Saved entries ::
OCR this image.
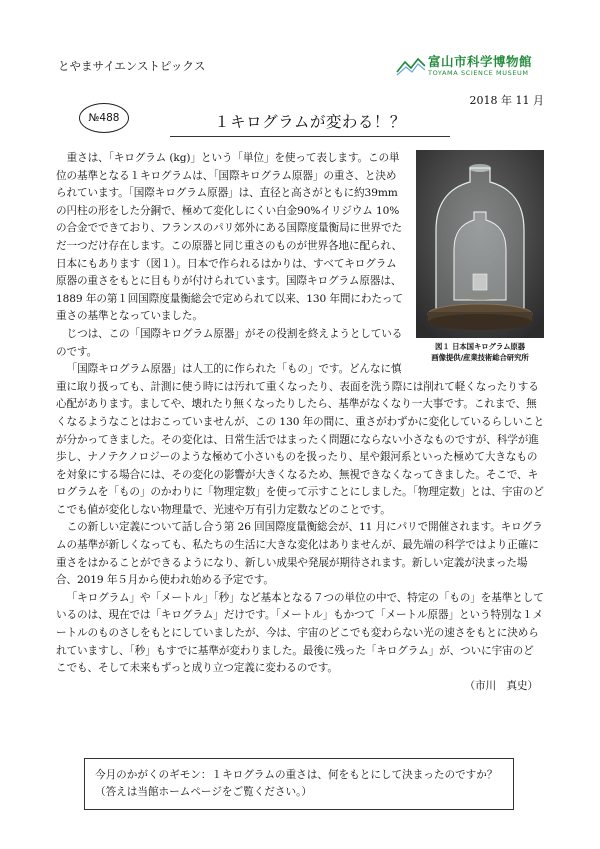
とやまサイエンストピックス	富山市科学博物館
TOYAMA SCIENCE MUSEUM
2018 年 11 月
№488	１キログラムが変わる！？
図１ 日本国キログラム原器
画像提供/産業技術総合研究所

重さは、「キログラム (kg)」という「単位」を使って表します。この単位の基準となる１キログラムは、「国際キログラム原器」の重さ、と決められています。「国際キログラム原器」は、直径と高さがともに約39mm の円柱の形をした分銅で、極めて変化しにくい白金90%イリジウム 10%の合金でできており、フランスのパリ郊外にある国際度量衡局に世界でただ一つだけ存在します。この原器と同じ重さのものが世界各地に配られ、日本にもあります（図１）。日本で作られるはかりは、すべてキログラム原器の重さをもとに目もりが付けられています。国際キログラム原器は、1889 年の第１回国際度量衡総会で定められて以来、130 年間にわたって重さの基準となっていました。

じつは、この「国際キログラム原器」がその役割を終えようとしているのです。

「国際キログラム原器」は人工的に作られた「もの」です。どんなに慎重に取り扱っても、計測に使う時には汚れて重くなったり、表面を洗う際には削れて軽くなったりする心配があります。ましてや、壊れたり無くなったりしたら、基準がなくなり一大事です。これまで、無くなるようなことはおこっていませんが、この 130 年の間に、重さがわずかに変化しているらしいことが分かってきました。その変化は、日常生活ではまったく問題にならない小さなものですが、科学が進歩し、ナノテクノロジーのような極めて小さいものを扱ったり、星や銀河系といった極めて大きなものを対象にする場合には、その変化の影響が大きくなるため、無視できなくなってきました。そこで、キログラムを「もの」のかわりに「物理定数」を使って示すことにしました。「物理定数」とは、宇宙のどこでも値が変化しない物理量で、光速や万有引力定数などのことです。

この新しい定義について話し合う第 26 回国際度量衡総会が、11 月にパリで開催されます。キログラムの基準が新しくなっても、私たちの生活に大きな変化はありませんが、最先端の科学ではより正確に重さをはかることができるようになり、新しい成果や発展が期待されます。新しい定義が決まった場合、2019 年５月から使われ始める予定です。

「キログラム」や「メートル」「秒」など基本となる７つの単位の中で、特定の「もの」を基準としているのは、現在では「キログラム」だけです。「メートル」もかつて「メートル原器」という特別な１メートルのものさしをもとにしていましたが、今は、宇宙のどこでも変わらない光の速さをもとに決められていますし、「秒」もすでに基準が変わりました。最後に残った「キログラム」が、ついに宇宙のどこでも、そして未来もずっと成り立つ定義に変わるのです。

（市川　真史）
今月のかがくのギモン：１キログラムの重さは、何をもとにして決まったのですか？
（答えは当館ホームページをご覧ください。）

Written problem :: Without including the pictures, reproduce all entries exactly.

Written answer ::
OCR this image.
とやまサイエンストピックス	富山市科学博物館
TOYAMA SCIENCE MUSEUM
2018 年 11 月
№488	１キログラムが変わる！？
図１ 日本国キログラム原器
画像提供/産業技術総合研究所

重さは、「キログラム (kg)」という「単位」を使って表します。この単位の基準となる１キログラムは、「国際キログラム原器」の重さ、と決められています。「国際キログラム原器」は、直径と高さがともに約39mm の円柱の形をした分銅で、極めて変化しにくい白金90%イリジウム 10%の合金でできており、フランスのパリ郊外にある国際度量衡局に世界でただ一つだけ存在します。この原器と同じ重さのものが世界各地に配られ、日本にもあります（図１）。日本で作られるはかりは、すべてキログラム原器の重さをもとに目もりが付けられています。国際キログラム原器は、1889 年の第１回国際度量衡総会で定められて以来、130 年間にわたって重さの基準となっていました。

じつは、この「国際キログラム原器」がその役割を終えようとしているのです。

「国際キログラム原器」は人工的に作られた「もの」です。どんなに慎重に取り扱っても、計測に使う時には汚れて重くなったり、表面を洗う際には削れて軽くなったりする心配があります。ましてや、壊れたり無くなったりしたら、基準がなくなり一大事です。これまで、無くなるようなことはおこっていませんが、この 130 年の間に、重さがわずかに変化しているらしいことが分かってきました。その変化は、日常生活ではまったく問題にならない小さなものですが、科学が進歩し、ナノテクノロジーのような極めて小さいものを扱ったり、星や銀河系といった極めて大きなものを対象にする場合には、その変化の影響が大きくなるため、無視できなくなってきました。そこで、キログラムを「もの」のかわりに「物理定数」を使って示すことにしました。「物理定数」とは、宇宙のどこでも値が変化しない物理量で、光速や万有引力定数などのことです。

この新しい定義について話し合う第 26 回国際度量衡総会が、11 月にパリで開催されます。キログラムの基準が新しくなっても、私たちの生活に大きな変化はありませんが、最先端の科学ではより正確に重さをはかることができるようになり、新しい成果や発展が期待されます。新しい定義が決まった場合、2019 年５月から使われ始める予定です。

「キログラム」や「メートル」「秒」など基本となる７つの単位の中で、特定の「もの」を基準としているのは、現在では「キログラム」だけです。「メートル」もかつて「メートル原器」という特別な１メートルのものさしをもとにしていましたが、今は、宇宙のどこでも変わらない光の速さをもとに決められていますし、「秒」もすでに基準が変わりました。最後に残った「キログラム」が、ついに宇宙のどこでも、そして未来もずっと成り立つ定義に変わるのです。

（市川　真史）
今月のかがくのギモン：１キログラムの重さは、何をもとにして決まったのですか？
（答えは当館ホームページをご覧ください。）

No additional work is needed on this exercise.